■ YOUR TASK:
In the entries below, find every line holding the string "января" and collect it.
- - - - -
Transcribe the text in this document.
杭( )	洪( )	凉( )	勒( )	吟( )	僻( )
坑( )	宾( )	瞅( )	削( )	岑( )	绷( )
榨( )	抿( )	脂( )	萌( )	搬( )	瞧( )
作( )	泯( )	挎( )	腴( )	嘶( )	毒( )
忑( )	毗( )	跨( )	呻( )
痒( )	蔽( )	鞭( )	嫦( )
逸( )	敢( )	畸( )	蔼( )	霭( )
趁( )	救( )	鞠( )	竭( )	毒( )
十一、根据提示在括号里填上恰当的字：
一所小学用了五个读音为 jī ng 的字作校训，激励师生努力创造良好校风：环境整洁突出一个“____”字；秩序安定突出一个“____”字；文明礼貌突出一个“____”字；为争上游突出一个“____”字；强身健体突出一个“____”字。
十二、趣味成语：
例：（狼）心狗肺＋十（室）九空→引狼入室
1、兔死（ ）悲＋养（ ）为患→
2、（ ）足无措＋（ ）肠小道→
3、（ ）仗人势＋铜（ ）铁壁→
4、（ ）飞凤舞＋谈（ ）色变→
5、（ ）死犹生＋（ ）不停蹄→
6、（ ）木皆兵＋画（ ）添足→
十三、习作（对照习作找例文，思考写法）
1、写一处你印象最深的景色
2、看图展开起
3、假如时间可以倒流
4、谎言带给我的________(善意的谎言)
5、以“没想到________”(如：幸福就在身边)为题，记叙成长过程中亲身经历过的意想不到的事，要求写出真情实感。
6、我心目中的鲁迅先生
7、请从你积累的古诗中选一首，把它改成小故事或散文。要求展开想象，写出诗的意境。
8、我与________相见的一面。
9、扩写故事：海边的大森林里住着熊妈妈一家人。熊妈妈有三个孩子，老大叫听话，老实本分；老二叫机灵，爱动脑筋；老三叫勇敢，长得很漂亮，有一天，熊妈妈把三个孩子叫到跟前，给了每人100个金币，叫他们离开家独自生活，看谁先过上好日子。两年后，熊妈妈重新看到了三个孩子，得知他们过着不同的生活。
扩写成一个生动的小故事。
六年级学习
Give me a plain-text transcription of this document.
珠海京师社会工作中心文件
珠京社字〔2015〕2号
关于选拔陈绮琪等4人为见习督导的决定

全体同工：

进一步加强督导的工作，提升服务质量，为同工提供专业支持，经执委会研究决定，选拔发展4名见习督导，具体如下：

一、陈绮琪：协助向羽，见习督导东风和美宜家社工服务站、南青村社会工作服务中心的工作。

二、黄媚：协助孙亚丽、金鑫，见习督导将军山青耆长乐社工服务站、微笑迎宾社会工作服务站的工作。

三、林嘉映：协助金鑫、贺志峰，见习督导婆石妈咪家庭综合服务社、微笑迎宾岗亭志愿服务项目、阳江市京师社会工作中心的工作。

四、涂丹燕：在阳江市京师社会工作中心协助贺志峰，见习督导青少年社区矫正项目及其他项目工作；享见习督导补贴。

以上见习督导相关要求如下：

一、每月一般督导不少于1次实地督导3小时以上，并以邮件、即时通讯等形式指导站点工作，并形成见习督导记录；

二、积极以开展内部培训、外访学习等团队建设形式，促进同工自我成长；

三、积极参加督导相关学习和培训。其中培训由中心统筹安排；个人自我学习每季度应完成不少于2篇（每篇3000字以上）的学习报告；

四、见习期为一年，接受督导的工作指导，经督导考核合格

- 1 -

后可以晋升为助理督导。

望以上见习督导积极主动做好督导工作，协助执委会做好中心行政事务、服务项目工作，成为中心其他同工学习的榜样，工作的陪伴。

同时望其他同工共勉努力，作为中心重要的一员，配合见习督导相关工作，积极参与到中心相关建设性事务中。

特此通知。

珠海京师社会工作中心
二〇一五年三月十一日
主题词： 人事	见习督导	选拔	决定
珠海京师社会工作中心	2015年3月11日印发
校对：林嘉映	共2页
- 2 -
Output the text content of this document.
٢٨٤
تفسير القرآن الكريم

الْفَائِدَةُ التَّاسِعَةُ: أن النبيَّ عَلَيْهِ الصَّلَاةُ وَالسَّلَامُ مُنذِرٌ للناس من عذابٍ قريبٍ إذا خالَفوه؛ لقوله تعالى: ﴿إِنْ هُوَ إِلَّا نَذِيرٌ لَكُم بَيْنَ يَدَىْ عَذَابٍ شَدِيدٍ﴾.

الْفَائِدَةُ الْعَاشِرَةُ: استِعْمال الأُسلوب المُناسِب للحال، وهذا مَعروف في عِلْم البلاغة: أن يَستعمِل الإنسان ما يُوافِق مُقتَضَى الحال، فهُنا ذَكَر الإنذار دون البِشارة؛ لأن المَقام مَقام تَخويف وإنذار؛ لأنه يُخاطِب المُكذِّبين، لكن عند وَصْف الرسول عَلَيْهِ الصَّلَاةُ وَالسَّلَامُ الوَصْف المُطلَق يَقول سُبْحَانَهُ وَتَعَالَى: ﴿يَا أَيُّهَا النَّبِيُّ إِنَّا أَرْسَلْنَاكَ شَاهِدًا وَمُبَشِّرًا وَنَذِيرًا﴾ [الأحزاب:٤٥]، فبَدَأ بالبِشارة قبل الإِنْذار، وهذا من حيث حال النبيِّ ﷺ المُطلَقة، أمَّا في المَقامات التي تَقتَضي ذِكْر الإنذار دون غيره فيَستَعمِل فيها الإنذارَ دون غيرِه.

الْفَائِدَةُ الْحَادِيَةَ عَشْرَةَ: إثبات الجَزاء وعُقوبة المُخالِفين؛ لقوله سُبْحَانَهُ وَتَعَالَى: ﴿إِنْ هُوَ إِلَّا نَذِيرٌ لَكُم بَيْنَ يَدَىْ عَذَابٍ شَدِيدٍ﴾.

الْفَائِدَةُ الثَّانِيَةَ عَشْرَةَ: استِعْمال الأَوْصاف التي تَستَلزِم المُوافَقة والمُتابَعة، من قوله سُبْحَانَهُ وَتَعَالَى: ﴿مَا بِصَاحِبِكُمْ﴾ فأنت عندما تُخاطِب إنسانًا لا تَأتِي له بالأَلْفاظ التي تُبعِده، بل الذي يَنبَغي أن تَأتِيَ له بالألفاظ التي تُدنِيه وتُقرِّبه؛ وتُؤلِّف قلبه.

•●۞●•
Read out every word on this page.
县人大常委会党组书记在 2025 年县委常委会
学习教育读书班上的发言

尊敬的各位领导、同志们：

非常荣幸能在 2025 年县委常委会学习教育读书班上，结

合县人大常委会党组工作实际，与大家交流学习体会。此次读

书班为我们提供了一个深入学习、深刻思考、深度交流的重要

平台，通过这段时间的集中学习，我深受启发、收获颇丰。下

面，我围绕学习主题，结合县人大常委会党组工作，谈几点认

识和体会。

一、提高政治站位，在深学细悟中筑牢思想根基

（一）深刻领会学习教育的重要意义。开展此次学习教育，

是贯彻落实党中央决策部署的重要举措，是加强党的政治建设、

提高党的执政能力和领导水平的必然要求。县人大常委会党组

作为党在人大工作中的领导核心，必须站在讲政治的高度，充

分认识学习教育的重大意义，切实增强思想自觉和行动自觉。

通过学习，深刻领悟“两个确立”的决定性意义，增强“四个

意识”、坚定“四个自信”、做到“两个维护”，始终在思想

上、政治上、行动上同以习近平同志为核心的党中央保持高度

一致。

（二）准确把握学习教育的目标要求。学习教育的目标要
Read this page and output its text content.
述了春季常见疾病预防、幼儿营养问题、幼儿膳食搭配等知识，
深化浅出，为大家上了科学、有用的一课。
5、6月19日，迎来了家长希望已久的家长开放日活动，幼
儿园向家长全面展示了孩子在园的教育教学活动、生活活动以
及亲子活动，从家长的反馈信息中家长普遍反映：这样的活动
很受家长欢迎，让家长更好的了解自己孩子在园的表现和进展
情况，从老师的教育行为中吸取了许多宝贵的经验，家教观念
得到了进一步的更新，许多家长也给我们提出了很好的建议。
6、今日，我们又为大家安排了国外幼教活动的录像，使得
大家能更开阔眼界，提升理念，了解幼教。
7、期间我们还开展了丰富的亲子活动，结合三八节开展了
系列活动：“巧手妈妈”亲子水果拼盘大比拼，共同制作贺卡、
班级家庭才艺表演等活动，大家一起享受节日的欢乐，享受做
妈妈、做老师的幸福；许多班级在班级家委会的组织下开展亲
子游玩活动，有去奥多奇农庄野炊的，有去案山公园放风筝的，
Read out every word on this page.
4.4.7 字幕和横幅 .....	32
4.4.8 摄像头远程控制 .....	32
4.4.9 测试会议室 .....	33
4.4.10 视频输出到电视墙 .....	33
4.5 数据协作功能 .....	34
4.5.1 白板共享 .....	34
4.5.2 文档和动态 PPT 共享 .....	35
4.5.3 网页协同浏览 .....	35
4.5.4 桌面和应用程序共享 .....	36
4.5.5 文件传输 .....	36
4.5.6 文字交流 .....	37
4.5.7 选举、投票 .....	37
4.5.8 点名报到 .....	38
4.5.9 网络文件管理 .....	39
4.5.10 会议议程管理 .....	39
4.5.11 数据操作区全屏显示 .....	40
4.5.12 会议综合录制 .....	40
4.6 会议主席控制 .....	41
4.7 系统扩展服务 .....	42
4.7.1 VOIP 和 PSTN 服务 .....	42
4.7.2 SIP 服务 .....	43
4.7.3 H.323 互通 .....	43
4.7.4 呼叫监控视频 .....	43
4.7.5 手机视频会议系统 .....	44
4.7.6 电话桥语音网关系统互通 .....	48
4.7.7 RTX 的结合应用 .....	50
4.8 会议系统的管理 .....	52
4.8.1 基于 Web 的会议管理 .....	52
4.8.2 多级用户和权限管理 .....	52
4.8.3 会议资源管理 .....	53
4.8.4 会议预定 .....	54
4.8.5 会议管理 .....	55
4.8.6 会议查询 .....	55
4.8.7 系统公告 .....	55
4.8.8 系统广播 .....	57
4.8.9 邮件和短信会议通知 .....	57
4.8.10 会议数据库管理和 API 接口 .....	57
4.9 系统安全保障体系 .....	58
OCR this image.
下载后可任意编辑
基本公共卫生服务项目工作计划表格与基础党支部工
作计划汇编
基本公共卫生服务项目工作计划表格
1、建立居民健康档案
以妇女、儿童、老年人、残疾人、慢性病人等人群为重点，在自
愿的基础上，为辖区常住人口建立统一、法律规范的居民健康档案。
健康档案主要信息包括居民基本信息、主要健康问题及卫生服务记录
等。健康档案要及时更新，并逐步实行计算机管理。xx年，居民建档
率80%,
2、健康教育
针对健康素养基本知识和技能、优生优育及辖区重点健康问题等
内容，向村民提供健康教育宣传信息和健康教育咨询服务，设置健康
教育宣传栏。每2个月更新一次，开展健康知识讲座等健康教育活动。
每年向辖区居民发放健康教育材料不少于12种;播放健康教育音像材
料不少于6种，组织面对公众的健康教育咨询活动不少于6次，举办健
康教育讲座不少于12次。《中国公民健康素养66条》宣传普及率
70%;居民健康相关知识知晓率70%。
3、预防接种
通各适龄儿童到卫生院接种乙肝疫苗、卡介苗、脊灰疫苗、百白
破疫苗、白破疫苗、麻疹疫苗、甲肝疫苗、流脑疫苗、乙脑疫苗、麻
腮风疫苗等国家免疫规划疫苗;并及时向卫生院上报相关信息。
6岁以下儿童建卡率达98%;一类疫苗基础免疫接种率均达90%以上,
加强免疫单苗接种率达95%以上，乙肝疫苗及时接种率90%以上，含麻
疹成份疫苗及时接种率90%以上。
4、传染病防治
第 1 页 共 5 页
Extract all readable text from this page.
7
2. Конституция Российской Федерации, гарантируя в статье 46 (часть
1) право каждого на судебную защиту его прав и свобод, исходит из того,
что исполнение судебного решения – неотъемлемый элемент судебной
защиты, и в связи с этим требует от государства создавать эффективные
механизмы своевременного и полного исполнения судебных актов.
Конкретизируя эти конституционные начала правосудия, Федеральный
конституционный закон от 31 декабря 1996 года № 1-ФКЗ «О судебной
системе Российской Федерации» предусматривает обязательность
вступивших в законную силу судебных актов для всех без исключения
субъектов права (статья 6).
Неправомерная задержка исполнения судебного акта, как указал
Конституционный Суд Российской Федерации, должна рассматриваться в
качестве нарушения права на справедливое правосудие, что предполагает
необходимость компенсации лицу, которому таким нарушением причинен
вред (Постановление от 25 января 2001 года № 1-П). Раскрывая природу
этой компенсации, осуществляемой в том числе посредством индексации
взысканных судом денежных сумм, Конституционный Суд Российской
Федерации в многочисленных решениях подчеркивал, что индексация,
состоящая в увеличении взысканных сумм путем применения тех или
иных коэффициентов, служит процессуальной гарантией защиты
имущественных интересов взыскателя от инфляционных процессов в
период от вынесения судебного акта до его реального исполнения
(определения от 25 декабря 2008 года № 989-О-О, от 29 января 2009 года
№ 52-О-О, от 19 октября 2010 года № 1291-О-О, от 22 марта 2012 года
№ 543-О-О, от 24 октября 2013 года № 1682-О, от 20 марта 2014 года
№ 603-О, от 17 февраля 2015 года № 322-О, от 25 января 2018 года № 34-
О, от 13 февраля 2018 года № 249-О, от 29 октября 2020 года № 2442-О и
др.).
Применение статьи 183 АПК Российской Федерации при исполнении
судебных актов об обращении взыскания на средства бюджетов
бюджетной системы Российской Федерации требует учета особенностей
- - - - -
■ SOLUTION TO THE EXERCISE:
вред (Постановление от 25 января 2001 года № 1-П). Раскрывая природу
(определения от 25 декабря 2008 года № 989-О-О, от 29 января 2009 года
№ 603-О, от 17 февраля 2015 года № 322-О, от 25 января 2018 года № 34-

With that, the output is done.